━━━━━ MATERIAL FOR THIS EXERCISE ━━━━━
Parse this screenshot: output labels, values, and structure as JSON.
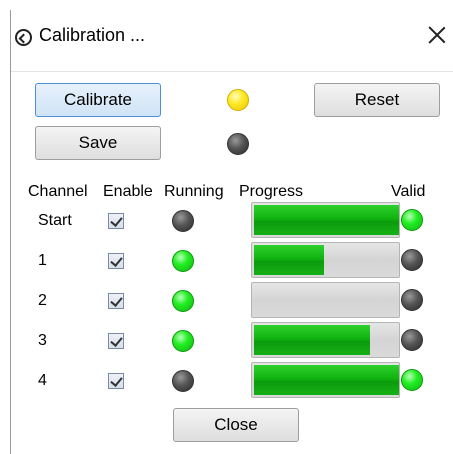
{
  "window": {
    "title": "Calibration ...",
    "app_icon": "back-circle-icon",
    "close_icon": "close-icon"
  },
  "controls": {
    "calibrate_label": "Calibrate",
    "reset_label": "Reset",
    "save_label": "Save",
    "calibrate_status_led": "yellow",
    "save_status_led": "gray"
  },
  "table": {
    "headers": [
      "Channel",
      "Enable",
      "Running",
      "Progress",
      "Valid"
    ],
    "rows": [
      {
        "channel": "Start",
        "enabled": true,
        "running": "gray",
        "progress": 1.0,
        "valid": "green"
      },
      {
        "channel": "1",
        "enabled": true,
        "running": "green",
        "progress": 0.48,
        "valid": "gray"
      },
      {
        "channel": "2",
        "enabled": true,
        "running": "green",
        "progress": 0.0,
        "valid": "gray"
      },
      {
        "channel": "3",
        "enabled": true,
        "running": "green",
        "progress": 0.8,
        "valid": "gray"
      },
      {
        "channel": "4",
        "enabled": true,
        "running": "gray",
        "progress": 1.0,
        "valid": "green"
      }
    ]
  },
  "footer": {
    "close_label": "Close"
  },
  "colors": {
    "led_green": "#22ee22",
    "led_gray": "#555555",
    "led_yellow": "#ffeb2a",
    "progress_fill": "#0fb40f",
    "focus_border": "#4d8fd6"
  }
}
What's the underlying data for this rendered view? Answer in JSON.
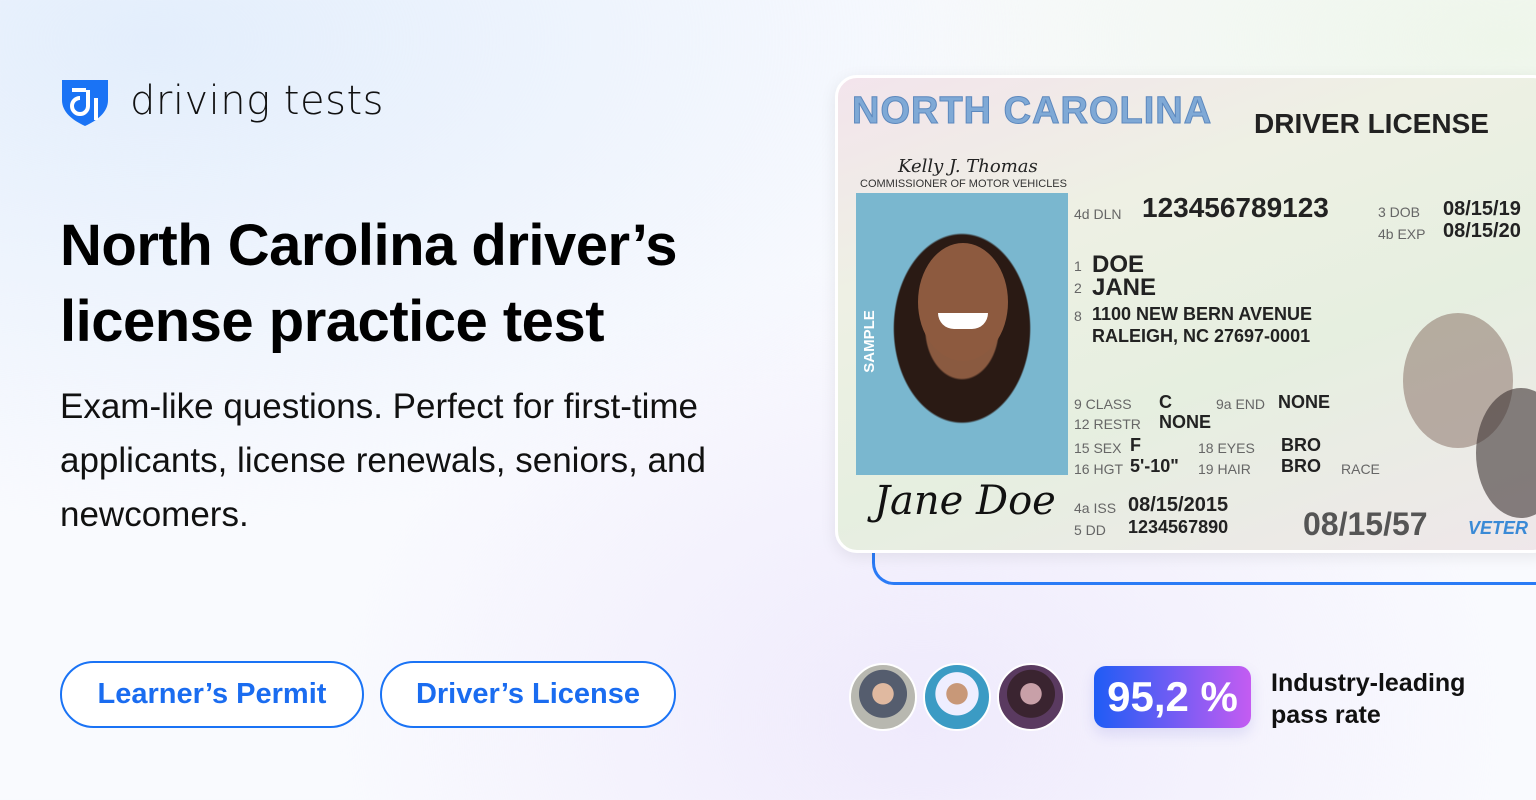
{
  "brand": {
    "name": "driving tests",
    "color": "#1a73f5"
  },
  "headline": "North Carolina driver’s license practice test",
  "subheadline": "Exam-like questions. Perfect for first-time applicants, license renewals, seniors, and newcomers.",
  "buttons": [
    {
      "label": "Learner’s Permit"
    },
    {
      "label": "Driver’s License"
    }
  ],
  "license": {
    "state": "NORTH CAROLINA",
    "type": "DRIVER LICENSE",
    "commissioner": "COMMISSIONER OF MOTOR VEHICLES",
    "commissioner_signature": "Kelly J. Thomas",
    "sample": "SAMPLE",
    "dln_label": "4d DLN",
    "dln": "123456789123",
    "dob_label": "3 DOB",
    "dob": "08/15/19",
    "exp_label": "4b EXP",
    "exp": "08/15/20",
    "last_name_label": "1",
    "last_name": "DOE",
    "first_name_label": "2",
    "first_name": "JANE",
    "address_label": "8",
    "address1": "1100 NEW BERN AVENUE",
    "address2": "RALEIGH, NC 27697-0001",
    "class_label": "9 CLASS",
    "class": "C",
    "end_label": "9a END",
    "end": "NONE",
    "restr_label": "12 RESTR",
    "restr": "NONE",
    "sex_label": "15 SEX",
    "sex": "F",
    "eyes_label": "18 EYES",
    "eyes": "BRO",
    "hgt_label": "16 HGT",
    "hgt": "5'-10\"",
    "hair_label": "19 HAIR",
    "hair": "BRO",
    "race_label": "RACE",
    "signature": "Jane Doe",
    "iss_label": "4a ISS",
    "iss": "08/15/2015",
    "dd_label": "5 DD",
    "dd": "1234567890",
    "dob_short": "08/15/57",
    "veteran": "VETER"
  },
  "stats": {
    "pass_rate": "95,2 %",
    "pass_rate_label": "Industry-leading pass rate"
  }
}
━━━━━
[THE REQUEST]: Output the material word for word, omitting its pictures.

[ANSWER TO THE PROBLEM]:
Parse this screenshot: output labels, values, and structure as JSON.
{
  "window": {
    "title": "Calibration ...",
    "app_icon": "back-circle-icon",
    "close_icon": "close-icon"
  },
  "controls": {
    "calibrate_label": "Calibrate",
    "reset_label": "Reset",
    "save_label": "Save",
    "calibrate_status_led": "yellow",
    "save_status_led": "gray"
  },
  "table": {
    "headers": [
      "Channel",
      "Enable",
      "Running",
      "Progress",
      "Valid"
    ],
    "rows": [
      {
        "channel": "Start",
        "enabled": true,
        "running": "gray",
        "progress": 1.0,
        "valid": "green"
      },
      {
        "channel": "1",
        "enabled": true,
        "running": "green",
        "progress": 0.48,
        "valid": "gray"
      },
      {
        "channel": "2",
        "enabled": true,
        "running": "green",
        "progress": 0.0,
        "valid": "gray"
      },
      {
        "channel": "3",
        "enabled": true,
        "running": "green",
        "progress": 0.8,
        "valid": "gray"
      },
      {
        "channel": "4",
        "enabled": true,
        "running": "gray",
        "progress": 1.0,
        "valid": "green"
      }
    ]
  },
  "footer": {
    "close_label": "Close"
  },
  "colors": {
    "led_green": "#22ee22",
    "led_gray": "#555555",
    "led_yellow": "#ffeb2a",
    "progress_fill": "#0fb40f",
    "focus_border": "#4d8fd6"
  }
}
What's the underlying data for this rendered view? Answer in JSON.
{
  "brand": {
    "name": "driving tests",
    "color": "#1a73f5"
  },
  "headline": "North Carolina driver’s license practice test",
  "subheadline": "Exam-like questions. Perfect for first-time applicants, license renewals, seniors, and newcomers.",
  "buttons": [
    {
      "label": "Learner’s Permit"
    },
    {
      "label": "Driver’s License"
    }
  ],
  "license": {
    "state": "NORTH CAROLINA",
    "type": "DRIVER LICENSE",
    "commissioner": "COMMISSIONER OF MOTOR VEHICLES",
    "commissioner_signature": "Kelly J. Thomas",
    "sample": "SAMPLE",
    "dln_label": "4d DLN",
    "dln": "123456789123",
    "dob_label": "3 DOB",
    "dob": "08/15/19",
    "exp_label": "4b EXP",
    "exp": "08/15/20",
    "last_name_label": "1",
    "last_name": "DOE",
    "first_name_label": "2",
    "first_name": "JANE",
    "address_label": "8",
    "address1": "1100 NEW BERN AVENUE",
    "address2": "RALEIGH, NC 27697-0001",
    "class_label": "9 CLASS",
    "class": "C",
    "end_label": "9a END",
    "end": "NONE",
    "restr_label": "12 RESTR",
    "restr": "NONE",
    "sex_label": "15 SEX",
    "sex": "F",
    "eyes_label": "18 EYES",
    "eyes": "BRO",
    "hgt_label": "16 HGT",
    "hgt": "5'-10\"",
    "hair_label": "19 HAIR",
    "hair": "BRO",
    "race_label": "RACE",
    "signature": "Jane Doe",
    "iss_label": "4a ISS",
    "iss": "08/15/2015",
    "dd_label": "5 DD",
    "dd": "1234567890",
    "dob_short": "08/15/57",
    "veteran": "VETER"
  },
  "stats": {
    "pass_rate": "95,2 %",
    "pass_rate_label": "Industry-leading pass rate"
  }
}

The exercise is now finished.